Begin
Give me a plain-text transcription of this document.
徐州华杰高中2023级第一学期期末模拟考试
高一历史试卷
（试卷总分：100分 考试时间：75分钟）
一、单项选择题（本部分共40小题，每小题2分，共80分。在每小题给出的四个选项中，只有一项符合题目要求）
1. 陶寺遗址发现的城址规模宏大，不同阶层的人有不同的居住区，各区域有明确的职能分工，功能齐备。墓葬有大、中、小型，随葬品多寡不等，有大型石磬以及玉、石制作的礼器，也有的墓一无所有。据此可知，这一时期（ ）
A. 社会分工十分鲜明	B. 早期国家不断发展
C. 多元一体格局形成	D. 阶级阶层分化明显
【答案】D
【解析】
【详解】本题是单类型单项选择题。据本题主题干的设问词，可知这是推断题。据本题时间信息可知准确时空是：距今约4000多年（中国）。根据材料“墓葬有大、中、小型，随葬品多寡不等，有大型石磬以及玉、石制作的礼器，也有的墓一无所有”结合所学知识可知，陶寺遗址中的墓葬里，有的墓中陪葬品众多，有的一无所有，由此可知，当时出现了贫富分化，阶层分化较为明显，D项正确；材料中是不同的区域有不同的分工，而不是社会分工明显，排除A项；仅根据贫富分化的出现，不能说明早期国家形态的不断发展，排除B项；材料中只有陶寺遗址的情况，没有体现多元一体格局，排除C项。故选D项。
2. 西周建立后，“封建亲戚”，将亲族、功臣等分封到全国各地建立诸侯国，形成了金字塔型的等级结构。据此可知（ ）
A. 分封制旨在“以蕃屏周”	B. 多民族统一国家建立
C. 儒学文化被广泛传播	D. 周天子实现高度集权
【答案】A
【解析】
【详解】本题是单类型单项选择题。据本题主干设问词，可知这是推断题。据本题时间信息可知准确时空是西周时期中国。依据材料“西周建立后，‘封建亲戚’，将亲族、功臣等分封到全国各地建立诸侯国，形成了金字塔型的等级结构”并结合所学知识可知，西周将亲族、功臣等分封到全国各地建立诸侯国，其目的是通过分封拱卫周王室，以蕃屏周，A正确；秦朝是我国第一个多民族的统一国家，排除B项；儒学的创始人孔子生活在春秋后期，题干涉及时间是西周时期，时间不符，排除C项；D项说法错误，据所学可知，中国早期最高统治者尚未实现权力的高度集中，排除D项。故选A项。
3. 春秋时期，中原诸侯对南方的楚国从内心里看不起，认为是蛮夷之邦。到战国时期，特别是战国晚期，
End
Begin
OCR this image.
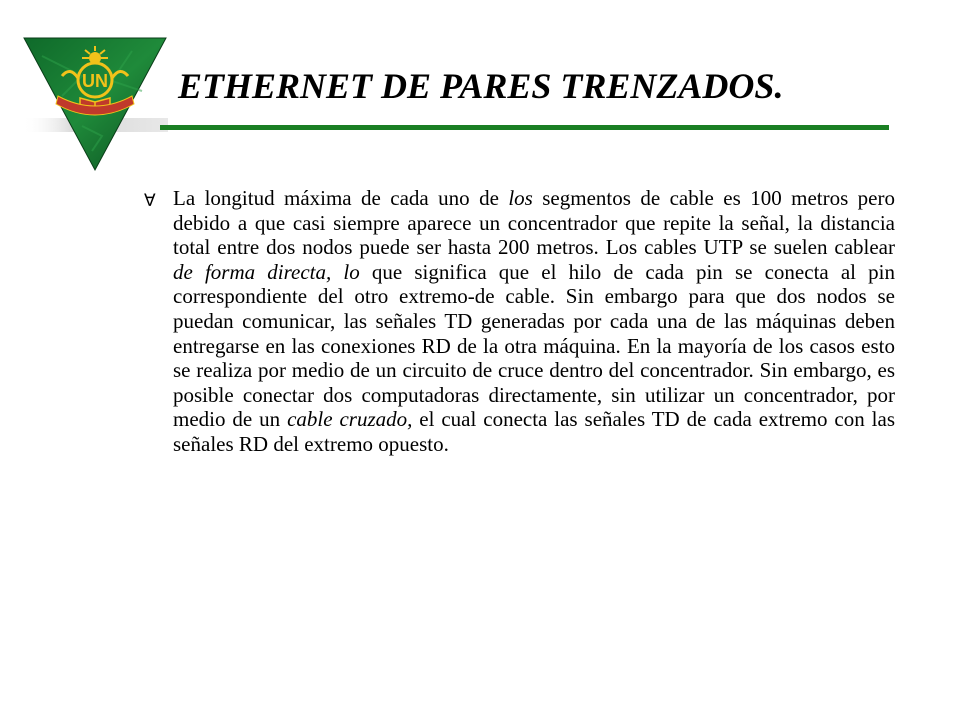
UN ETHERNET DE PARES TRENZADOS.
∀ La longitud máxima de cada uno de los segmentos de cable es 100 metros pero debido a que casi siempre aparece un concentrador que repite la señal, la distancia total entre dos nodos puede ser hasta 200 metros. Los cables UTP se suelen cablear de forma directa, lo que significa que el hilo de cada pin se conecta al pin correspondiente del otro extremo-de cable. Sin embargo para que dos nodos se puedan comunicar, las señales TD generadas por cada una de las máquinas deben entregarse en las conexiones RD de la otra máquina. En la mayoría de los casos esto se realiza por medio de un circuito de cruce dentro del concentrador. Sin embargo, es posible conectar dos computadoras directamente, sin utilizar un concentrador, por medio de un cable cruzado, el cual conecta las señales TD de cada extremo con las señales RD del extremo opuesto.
End
Begin
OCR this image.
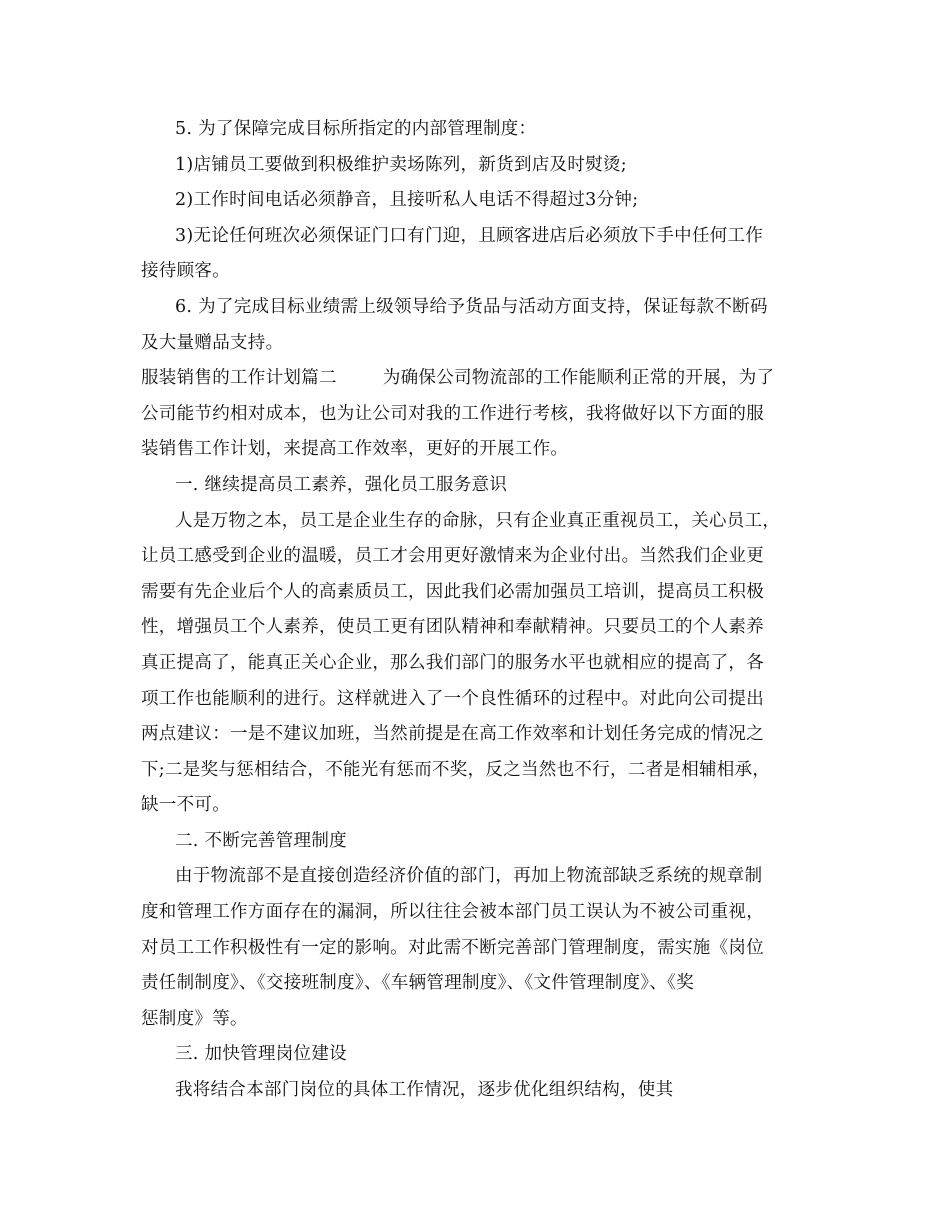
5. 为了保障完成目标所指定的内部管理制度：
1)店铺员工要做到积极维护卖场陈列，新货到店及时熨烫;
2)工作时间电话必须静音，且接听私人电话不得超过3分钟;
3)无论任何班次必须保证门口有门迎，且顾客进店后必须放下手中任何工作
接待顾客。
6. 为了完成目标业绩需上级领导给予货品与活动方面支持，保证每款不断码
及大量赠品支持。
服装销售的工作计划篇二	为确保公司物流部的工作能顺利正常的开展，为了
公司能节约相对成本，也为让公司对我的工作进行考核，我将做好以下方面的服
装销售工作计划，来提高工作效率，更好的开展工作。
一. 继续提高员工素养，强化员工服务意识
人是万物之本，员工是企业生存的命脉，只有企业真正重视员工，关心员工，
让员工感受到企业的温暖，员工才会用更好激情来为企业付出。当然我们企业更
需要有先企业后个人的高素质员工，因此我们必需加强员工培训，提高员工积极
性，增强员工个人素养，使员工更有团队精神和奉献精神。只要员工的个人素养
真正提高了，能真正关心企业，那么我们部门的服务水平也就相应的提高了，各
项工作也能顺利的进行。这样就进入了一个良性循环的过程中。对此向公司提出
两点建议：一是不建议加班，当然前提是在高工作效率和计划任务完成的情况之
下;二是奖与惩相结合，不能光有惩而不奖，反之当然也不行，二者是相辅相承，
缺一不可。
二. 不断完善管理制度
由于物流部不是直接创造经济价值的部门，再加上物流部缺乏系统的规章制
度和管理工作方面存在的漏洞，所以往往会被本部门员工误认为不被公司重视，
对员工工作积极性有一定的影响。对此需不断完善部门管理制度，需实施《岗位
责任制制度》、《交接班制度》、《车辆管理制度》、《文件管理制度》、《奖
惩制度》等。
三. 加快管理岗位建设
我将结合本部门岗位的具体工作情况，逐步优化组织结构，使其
End
SET TASK> Scan the data above; copy every line where "据此可知" appears.

OUTPUT FOR THIS EXERCISE>
1. 陶寺遗址发现的城址规模宏大，不同阶层的人有不同的居住区，各区域有明确的职能分工，功能齐备。墓葬有大、中、小型，随葬品多寡不等，有大型石磬以及玉、石制作的礼器，也有的墓一无所有。据此可知，这一时期（ ）
2. 西周建立后，“封建亲戚”，将亲族、功臣等分封到全国各地建立诸侯国，形成了金字塔型的等级结构。据此可知（ ）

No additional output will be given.